_To be done_
Set out each line from the following listing that includes the word "Reporting".

_Excerpted records_

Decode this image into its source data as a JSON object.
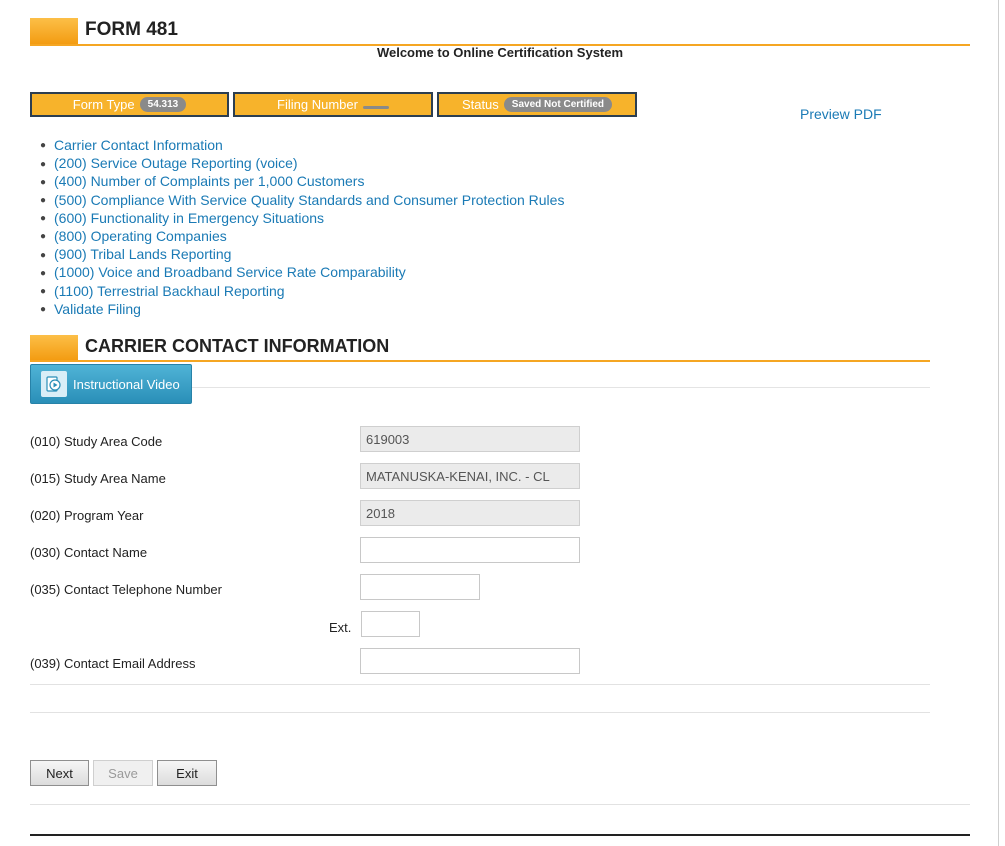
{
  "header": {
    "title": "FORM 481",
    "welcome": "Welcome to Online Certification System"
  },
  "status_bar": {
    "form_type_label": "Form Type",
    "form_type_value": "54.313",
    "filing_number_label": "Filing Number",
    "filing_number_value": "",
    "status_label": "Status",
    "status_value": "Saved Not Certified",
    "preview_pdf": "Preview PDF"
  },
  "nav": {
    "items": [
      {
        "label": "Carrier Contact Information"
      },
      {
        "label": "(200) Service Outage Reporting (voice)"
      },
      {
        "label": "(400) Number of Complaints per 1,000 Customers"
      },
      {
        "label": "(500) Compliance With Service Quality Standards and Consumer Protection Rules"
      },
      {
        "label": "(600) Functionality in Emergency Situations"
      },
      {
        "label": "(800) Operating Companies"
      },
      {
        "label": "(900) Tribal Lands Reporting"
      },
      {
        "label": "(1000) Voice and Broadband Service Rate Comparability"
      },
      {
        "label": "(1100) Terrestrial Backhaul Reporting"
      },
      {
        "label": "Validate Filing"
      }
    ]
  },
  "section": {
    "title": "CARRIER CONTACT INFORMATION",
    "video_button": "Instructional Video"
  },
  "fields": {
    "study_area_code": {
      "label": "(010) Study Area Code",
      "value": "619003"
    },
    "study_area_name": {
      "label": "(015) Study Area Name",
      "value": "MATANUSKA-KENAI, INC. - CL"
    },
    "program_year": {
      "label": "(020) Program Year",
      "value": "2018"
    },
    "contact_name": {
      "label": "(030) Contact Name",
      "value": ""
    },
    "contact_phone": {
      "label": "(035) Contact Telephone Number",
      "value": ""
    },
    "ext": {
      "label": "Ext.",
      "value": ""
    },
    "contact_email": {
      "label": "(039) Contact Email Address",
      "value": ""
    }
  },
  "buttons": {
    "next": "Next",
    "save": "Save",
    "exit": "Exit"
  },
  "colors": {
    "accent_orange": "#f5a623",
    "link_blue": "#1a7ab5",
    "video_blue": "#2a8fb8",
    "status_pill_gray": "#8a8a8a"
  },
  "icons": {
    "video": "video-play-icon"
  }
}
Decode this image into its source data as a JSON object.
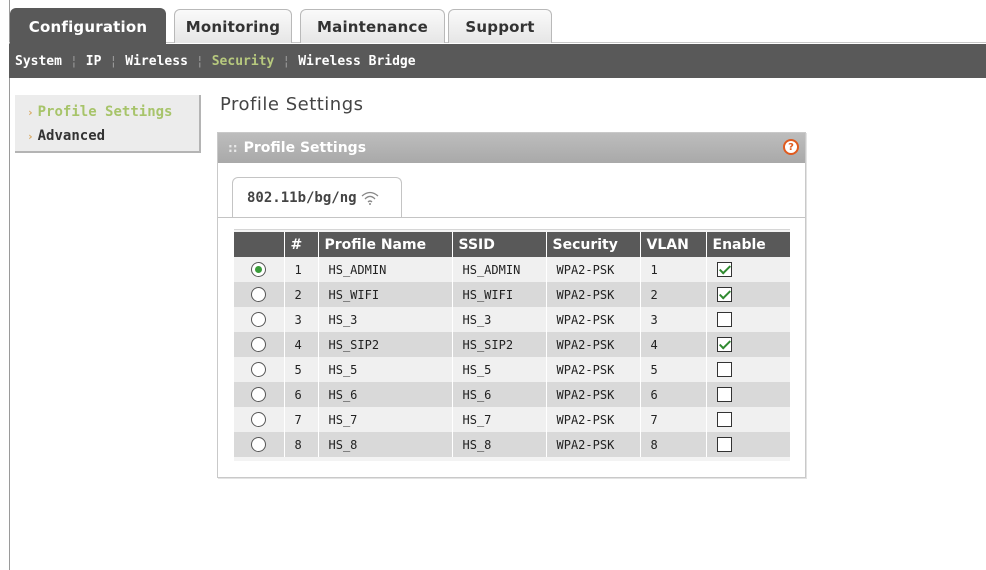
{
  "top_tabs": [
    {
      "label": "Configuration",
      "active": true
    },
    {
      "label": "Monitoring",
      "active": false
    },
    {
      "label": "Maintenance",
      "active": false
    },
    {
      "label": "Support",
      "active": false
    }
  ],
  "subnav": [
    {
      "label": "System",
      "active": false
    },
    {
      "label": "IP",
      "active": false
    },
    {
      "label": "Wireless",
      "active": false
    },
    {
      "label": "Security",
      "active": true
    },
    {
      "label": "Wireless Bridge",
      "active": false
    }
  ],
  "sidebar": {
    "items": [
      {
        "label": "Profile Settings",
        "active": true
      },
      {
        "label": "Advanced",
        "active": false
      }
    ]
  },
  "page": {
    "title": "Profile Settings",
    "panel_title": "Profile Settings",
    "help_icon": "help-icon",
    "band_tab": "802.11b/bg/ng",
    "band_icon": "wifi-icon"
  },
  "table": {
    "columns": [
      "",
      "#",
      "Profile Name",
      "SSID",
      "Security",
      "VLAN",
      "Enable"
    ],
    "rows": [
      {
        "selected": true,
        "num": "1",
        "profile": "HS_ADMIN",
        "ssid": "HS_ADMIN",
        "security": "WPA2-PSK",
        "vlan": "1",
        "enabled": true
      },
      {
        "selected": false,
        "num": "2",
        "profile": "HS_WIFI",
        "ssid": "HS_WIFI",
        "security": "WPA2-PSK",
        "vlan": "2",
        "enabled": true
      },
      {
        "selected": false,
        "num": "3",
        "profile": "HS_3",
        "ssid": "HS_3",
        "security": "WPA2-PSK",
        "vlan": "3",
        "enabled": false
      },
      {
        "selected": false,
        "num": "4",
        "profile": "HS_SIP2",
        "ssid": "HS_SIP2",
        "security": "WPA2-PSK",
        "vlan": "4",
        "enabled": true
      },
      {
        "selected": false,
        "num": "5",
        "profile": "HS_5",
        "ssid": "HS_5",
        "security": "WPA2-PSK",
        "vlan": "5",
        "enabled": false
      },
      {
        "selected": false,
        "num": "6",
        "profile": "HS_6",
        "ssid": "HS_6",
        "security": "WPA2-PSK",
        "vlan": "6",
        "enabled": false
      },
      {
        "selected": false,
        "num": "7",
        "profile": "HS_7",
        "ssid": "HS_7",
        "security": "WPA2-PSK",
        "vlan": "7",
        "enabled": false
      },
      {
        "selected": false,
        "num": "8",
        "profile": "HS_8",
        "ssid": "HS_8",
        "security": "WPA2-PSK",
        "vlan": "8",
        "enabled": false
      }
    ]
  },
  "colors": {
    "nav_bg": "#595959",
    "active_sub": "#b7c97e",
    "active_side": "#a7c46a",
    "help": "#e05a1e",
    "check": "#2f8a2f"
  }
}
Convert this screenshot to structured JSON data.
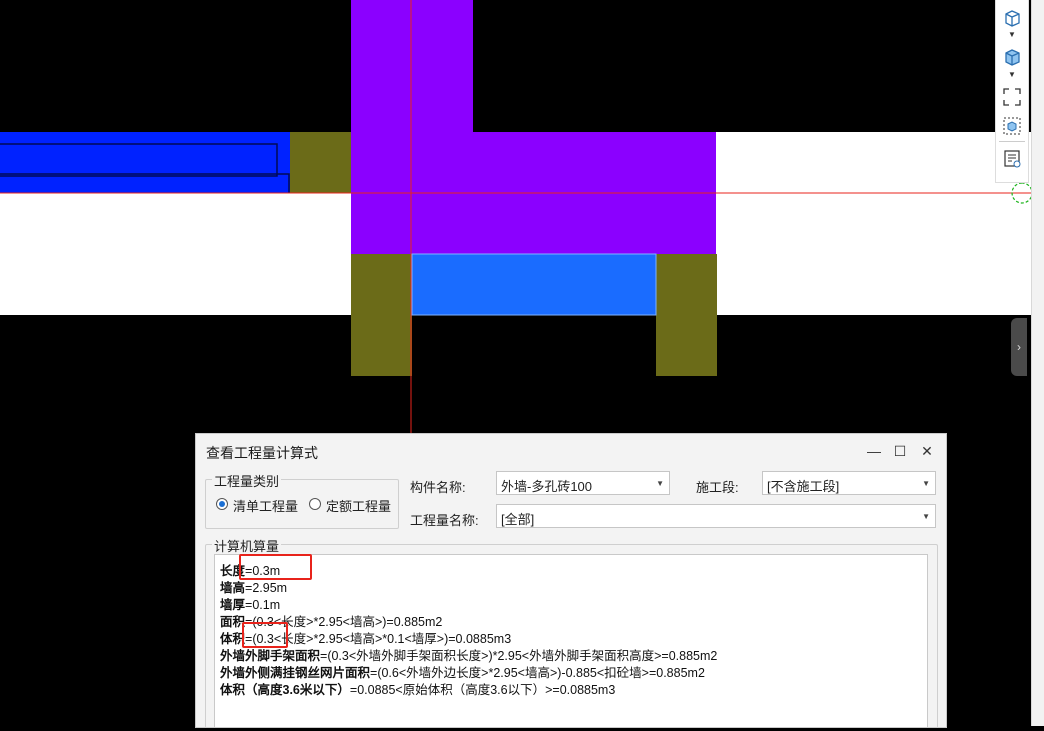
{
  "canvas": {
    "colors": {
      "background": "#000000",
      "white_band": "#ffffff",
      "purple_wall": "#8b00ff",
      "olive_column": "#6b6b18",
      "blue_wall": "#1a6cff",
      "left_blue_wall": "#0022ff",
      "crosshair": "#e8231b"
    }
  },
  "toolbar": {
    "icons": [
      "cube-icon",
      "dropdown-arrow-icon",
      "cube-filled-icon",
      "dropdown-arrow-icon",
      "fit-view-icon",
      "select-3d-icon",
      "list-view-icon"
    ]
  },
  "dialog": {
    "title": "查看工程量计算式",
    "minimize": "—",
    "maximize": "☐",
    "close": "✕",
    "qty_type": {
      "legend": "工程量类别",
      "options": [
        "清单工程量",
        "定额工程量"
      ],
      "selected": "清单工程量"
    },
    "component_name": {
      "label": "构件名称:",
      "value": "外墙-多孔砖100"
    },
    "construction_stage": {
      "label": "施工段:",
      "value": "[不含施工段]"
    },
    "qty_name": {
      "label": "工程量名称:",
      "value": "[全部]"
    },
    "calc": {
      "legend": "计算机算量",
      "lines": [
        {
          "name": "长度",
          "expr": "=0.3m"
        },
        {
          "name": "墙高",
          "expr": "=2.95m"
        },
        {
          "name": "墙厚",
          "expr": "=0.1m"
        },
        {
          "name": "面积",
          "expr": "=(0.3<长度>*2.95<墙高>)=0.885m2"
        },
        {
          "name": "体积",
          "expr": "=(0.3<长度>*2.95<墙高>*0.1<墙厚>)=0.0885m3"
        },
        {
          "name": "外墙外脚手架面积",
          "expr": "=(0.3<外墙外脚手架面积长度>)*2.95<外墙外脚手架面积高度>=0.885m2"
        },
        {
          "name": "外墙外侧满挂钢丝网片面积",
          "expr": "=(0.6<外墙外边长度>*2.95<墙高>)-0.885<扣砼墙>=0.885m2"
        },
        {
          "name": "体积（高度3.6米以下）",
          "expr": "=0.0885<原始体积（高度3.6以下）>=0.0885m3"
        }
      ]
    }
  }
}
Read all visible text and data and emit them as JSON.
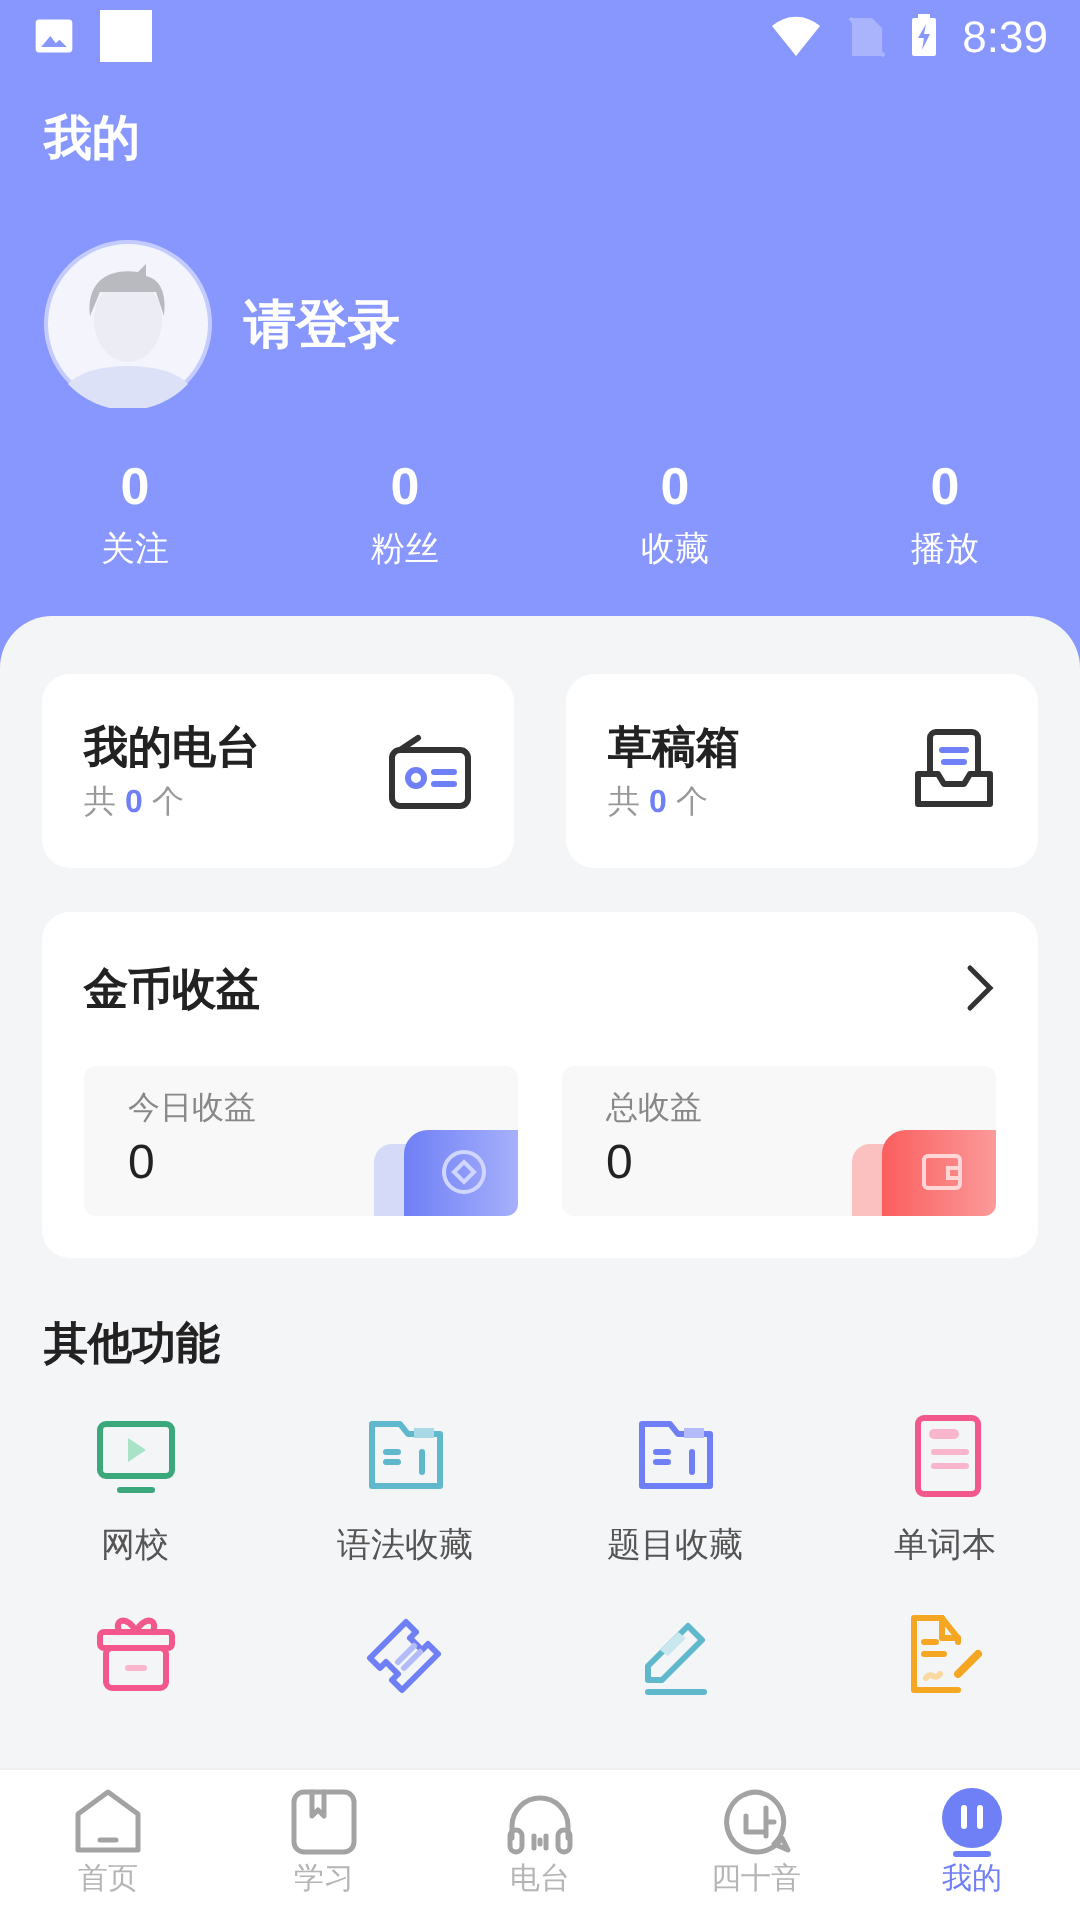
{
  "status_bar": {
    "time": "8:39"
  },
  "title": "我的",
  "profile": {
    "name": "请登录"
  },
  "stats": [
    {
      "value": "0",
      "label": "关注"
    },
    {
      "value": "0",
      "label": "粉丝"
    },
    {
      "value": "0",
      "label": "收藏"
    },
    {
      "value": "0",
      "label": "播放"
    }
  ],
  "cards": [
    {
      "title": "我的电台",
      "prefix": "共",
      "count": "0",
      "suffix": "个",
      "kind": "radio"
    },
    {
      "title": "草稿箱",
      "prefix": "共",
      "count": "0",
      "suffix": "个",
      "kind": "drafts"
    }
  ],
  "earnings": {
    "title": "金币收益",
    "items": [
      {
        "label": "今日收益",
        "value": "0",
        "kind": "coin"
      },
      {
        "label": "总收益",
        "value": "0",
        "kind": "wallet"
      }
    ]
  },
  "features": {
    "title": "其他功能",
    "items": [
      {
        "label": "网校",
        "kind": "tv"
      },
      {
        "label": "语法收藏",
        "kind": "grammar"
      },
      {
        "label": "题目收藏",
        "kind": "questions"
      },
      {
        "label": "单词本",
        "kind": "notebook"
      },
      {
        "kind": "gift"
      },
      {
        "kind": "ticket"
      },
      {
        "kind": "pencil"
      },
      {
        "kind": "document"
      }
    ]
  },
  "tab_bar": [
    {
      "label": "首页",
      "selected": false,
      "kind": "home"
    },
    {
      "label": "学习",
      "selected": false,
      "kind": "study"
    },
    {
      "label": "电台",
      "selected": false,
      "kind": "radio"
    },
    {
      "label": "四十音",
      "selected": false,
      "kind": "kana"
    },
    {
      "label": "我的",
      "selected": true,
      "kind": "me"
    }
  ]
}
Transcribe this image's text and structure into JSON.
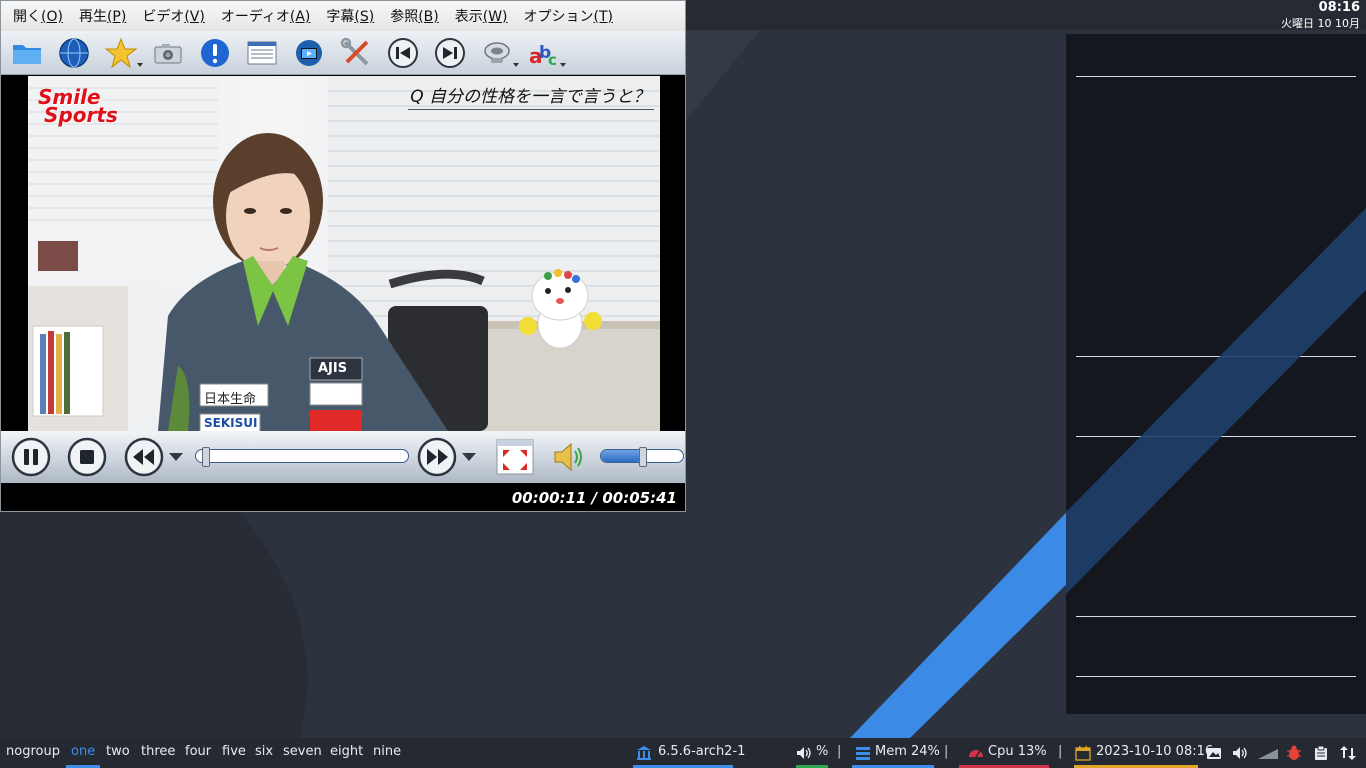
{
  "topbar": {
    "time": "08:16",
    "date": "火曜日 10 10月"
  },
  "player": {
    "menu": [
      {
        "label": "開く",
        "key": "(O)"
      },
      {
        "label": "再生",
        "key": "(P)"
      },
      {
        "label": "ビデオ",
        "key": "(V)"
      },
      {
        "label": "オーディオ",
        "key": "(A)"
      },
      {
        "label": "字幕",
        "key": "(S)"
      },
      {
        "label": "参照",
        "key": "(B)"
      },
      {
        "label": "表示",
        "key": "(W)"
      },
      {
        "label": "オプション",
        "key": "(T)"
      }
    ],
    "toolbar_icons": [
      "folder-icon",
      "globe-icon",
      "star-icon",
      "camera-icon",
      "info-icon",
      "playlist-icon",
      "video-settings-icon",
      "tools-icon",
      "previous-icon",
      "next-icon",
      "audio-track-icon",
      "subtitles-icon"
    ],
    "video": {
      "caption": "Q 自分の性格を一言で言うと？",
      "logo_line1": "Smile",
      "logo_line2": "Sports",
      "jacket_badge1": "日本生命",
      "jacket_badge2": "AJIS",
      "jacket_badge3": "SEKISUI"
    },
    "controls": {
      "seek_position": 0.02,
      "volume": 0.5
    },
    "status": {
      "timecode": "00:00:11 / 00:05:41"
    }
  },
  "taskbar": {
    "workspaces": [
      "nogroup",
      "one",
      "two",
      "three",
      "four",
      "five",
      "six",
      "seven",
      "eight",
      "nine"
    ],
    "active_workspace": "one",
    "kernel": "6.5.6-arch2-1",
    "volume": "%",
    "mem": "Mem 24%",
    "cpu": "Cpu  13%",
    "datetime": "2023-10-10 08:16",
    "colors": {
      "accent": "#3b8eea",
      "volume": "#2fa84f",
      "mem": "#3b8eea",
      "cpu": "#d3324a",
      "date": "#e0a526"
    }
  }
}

_Solved problem_
        "label": "(200) Service Outage Reporting (voice)"
        "label": "(900) Tribal Lands Reporting"
        "label": "(1100) Terrestrial Backhaul Reporting"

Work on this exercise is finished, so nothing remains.